DIRECTIONS FOR THIS TASK:
Report, as a bare number, how many lines hold "Винт".

>>

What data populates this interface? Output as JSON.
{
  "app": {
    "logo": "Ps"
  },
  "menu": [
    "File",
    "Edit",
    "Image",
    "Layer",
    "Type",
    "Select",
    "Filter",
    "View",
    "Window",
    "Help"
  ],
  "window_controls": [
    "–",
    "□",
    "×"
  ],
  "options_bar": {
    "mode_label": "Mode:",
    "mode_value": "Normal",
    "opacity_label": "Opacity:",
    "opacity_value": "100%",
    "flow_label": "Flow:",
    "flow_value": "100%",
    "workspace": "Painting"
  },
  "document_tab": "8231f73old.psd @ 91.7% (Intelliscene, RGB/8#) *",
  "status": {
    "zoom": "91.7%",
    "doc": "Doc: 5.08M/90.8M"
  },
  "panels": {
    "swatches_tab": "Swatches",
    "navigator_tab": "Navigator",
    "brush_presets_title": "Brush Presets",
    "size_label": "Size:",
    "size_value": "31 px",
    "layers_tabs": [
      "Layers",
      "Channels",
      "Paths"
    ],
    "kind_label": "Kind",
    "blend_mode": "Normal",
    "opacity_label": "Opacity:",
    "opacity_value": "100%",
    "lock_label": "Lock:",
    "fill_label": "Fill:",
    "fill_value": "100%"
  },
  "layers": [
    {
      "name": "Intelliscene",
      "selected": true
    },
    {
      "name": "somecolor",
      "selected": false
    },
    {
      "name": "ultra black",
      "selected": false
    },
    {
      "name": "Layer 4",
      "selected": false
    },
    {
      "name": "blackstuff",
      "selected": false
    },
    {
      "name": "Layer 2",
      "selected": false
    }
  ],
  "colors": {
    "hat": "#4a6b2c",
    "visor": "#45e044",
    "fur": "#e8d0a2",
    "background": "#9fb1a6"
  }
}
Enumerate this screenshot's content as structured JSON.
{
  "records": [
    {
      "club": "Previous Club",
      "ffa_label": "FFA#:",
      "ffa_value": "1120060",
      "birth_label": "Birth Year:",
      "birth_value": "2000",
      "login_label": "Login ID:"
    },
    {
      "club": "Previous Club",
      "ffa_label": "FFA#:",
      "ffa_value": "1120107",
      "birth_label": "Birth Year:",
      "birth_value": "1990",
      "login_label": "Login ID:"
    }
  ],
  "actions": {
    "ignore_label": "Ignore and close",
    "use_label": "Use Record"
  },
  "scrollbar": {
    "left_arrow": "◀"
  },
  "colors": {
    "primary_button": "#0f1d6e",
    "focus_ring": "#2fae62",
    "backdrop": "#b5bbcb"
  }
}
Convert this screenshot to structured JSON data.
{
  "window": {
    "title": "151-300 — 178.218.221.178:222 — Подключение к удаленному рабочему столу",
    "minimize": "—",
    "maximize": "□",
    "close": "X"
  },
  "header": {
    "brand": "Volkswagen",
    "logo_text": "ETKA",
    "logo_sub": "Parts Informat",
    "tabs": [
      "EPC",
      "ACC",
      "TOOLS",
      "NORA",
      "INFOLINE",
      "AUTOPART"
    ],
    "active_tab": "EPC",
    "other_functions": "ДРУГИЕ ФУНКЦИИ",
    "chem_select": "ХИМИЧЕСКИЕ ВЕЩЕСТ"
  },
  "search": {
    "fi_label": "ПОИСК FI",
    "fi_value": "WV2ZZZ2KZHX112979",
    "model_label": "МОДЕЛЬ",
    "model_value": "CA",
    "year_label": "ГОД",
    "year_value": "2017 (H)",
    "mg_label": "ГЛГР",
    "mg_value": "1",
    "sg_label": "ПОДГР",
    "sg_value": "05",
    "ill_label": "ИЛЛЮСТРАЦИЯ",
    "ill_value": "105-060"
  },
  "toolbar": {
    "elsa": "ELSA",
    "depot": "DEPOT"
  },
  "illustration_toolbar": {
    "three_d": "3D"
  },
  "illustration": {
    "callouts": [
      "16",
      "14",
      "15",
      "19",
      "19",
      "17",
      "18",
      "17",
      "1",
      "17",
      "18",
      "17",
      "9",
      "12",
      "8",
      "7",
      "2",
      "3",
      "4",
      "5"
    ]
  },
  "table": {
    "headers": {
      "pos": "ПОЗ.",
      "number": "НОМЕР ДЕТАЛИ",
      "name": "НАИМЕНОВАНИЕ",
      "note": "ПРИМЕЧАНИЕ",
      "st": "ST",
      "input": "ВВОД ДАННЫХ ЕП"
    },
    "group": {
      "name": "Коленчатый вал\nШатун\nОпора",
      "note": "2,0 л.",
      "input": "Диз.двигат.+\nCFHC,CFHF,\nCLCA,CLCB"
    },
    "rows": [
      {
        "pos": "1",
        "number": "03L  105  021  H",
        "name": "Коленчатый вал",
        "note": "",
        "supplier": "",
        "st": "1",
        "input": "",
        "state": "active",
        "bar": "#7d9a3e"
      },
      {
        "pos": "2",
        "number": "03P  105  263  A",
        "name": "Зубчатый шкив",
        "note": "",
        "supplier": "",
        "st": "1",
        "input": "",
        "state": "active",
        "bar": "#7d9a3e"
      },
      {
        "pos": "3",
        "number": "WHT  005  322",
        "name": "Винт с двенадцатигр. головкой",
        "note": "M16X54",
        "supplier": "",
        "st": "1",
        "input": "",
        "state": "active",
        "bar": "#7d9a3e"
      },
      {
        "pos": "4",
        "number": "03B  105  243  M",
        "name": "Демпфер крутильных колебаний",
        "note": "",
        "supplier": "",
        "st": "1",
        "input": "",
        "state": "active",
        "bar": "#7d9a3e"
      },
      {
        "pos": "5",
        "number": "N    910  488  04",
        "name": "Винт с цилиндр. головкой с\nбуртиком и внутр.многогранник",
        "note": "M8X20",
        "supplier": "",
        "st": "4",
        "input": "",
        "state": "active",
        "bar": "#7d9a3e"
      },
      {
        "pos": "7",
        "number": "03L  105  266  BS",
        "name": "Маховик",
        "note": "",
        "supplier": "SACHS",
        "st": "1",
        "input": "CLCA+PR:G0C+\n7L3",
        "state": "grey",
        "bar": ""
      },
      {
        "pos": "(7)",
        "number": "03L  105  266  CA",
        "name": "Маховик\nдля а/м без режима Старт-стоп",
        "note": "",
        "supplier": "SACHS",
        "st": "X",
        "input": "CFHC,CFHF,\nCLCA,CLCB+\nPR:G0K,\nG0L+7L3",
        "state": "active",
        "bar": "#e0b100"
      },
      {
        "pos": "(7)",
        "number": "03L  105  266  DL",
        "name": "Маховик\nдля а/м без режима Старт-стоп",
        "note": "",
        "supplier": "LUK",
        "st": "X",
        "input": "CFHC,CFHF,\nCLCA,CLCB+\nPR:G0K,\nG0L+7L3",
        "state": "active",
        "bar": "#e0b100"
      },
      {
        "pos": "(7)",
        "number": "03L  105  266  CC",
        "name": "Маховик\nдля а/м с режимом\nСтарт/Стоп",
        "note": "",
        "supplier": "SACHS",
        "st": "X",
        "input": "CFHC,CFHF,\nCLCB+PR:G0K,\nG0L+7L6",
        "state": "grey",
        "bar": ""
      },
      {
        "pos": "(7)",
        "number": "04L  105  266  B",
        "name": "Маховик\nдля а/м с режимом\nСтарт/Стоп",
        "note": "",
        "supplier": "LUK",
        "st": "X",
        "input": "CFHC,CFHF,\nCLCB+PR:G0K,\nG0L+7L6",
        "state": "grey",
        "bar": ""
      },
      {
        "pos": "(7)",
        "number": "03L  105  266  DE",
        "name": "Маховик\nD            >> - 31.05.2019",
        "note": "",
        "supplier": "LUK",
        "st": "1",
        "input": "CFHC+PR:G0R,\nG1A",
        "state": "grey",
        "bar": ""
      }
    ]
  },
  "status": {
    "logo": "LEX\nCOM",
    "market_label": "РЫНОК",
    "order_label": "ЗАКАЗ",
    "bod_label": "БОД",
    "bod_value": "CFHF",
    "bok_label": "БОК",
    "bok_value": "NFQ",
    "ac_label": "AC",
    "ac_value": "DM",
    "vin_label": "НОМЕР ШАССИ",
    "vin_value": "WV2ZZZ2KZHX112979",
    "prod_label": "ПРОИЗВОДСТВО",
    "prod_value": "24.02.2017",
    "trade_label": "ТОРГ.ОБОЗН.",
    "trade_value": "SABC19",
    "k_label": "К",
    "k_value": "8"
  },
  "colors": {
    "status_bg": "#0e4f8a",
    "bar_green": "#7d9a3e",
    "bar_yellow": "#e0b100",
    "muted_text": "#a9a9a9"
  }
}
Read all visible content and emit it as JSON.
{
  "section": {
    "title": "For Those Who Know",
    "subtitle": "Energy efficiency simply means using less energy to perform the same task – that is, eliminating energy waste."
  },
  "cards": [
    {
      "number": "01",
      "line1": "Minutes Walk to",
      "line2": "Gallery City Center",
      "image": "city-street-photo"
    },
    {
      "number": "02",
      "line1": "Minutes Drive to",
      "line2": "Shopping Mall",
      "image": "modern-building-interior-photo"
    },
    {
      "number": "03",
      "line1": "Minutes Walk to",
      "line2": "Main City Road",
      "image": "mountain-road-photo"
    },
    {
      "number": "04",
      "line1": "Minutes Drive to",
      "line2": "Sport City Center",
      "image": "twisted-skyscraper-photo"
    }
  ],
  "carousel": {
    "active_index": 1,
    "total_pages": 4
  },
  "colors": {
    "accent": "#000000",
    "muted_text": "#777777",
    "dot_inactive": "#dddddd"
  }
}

<<

SOLVED PROBLEM:
2